__Set exercise__: Select the lines of the records containing the word "East" and list them.

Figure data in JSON
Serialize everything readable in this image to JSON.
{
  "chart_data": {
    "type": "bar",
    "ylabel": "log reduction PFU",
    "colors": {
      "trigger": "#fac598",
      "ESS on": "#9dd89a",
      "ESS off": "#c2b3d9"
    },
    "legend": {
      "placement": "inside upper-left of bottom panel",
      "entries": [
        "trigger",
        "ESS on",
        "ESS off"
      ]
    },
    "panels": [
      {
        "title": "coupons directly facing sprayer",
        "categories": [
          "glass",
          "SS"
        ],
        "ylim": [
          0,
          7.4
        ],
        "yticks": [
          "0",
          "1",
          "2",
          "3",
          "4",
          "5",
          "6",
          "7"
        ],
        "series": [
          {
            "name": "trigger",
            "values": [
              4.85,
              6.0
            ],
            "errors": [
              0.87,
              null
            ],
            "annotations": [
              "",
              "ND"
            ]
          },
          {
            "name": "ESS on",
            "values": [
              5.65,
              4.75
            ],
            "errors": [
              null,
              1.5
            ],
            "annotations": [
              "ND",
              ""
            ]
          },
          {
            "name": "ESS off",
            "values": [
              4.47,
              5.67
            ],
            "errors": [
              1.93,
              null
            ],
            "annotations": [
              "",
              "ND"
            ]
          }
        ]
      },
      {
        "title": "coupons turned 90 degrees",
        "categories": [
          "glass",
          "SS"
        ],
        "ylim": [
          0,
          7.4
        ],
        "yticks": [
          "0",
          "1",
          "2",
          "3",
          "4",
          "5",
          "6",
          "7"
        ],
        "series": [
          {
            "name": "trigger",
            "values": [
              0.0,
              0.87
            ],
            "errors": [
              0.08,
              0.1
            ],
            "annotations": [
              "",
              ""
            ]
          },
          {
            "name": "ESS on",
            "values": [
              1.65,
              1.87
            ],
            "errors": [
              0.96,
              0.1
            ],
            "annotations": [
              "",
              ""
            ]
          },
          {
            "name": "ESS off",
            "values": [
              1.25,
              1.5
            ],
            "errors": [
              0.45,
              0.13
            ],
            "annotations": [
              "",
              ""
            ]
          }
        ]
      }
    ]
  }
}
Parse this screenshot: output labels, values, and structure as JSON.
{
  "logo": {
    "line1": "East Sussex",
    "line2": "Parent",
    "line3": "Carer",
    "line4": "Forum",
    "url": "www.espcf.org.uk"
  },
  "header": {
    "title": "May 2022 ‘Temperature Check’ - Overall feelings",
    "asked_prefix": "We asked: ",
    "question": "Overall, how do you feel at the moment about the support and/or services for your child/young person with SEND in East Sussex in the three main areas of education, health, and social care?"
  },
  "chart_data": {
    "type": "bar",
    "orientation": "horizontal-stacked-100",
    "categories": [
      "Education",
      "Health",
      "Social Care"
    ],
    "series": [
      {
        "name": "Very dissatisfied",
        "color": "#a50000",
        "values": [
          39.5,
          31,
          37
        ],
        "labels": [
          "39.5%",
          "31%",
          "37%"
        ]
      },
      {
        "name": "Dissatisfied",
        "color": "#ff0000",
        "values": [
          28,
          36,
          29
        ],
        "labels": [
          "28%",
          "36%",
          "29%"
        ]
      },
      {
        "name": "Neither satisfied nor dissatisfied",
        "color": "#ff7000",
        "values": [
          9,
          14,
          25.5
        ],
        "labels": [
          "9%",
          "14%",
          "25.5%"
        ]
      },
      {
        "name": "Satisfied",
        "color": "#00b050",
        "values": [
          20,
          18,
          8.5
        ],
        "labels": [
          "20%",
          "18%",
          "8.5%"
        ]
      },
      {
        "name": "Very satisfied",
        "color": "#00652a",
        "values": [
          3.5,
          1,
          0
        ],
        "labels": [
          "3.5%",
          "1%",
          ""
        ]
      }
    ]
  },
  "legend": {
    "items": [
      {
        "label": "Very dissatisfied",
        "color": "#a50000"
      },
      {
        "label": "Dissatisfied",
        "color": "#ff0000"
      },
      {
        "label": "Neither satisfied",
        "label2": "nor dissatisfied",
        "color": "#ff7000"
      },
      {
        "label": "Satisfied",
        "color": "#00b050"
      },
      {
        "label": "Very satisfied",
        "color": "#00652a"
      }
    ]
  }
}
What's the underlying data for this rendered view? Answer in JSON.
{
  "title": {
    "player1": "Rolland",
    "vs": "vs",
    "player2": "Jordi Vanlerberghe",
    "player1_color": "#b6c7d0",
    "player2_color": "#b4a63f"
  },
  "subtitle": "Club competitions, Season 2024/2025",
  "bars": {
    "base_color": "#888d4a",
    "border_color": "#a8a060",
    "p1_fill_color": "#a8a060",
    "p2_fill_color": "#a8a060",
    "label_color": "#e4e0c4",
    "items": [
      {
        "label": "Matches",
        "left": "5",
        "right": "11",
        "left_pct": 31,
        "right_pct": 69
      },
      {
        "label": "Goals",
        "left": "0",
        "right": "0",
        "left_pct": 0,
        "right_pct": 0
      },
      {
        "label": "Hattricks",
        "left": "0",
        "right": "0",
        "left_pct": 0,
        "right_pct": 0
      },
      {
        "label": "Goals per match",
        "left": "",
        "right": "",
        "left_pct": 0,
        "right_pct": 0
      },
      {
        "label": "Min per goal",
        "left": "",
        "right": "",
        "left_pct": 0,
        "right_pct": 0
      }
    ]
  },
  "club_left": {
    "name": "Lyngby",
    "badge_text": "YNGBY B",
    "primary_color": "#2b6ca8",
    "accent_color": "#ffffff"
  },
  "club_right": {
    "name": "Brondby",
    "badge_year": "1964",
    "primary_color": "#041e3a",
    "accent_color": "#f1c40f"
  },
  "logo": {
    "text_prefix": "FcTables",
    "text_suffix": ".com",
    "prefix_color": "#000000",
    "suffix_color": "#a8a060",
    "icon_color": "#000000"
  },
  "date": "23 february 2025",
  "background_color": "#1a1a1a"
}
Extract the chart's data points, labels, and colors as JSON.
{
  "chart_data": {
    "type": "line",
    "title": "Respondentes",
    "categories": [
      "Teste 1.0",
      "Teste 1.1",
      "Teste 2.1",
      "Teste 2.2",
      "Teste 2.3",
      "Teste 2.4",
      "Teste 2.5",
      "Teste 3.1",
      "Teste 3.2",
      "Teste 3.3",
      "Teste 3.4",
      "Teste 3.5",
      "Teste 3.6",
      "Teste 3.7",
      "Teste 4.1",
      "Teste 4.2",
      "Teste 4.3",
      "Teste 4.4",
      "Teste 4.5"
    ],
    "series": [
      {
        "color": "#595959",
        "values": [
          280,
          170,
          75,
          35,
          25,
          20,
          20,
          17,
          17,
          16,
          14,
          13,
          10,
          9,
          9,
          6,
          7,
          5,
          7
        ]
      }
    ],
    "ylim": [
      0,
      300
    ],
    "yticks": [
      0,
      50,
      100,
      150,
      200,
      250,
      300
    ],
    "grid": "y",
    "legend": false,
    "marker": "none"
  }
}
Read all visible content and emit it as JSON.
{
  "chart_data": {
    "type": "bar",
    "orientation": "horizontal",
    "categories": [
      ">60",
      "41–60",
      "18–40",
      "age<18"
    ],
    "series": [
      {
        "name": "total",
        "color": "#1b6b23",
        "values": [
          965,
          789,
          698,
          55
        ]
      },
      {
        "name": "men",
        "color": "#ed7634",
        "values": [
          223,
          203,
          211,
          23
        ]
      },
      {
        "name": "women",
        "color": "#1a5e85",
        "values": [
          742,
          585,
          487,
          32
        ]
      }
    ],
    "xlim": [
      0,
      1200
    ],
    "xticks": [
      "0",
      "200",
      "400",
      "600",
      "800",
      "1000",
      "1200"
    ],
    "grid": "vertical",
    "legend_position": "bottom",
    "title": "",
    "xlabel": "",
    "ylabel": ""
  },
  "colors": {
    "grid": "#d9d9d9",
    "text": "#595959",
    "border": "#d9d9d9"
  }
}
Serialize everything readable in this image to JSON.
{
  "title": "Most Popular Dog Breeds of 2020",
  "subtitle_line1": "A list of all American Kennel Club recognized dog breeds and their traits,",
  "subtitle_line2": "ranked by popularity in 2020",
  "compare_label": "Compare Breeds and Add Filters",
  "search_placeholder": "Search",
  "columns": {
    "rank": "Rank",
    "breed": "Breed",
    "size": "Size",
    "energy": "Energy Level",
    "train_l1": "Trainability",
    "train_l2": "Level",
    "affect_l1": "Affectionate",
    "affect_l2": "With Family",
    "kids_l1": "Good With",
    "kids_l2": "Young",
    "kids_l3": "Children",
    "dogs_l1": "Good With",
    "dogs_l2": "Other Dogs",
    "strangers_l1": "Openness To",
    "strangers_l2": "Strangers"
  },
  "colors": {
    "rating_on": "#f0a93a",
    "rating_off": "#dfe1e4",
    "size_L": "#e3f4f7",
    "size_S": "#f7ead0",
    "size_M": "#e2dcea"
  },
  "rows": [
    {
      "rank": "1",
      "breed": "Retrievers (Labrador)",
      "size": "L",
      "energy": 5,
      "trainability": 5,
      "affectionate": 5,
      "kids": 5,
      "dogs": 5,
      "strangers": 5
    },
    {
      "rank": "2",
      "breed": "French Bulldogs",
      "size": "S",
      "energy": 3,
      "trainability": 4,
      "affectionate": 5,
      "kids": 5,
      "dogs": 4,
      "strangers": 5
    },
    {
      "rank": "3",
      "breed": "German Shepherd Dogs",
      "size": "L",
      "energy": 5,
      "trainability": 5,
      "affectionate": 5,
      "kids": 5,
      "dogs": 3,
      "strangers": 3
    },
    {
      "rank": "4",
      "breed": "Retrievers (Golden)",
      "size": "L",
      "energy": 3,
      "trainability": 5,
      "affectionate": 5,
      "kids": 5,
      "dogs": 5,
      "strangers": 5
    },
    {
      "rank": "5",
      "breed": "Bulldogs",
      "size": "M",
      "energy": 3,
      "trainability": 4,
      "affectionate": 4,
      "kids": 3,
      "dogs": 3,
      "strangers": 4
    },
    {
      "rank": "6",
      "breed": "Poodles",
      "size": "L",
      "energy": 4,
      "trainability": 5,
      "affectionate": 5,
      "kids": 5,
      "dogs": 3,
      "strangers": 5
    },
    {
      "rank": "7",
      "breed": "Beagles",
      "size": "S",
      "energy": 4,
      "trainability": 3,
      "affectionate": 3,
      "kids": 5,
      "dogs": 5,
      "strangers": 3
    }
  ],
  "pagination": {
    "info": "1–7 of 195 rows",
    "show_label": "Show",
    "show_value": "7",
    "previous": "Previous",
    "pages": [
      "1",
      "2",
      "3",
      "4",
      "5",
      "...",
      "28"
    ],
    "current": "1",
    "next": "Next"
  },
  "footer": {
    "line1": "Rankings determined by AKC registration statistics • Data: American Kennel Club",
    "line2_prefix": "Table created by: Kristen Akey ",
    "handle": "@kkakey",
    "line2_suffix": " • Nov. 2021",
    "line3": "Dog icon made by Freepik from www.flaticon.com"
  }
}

__Correct answer__:
    "line1": "East Sussex",
    "question": "Overall, how do you feel at the moment about the support and/or services for your child/young person with SEND in East Sussex in the three main areas of education, health, and social care?"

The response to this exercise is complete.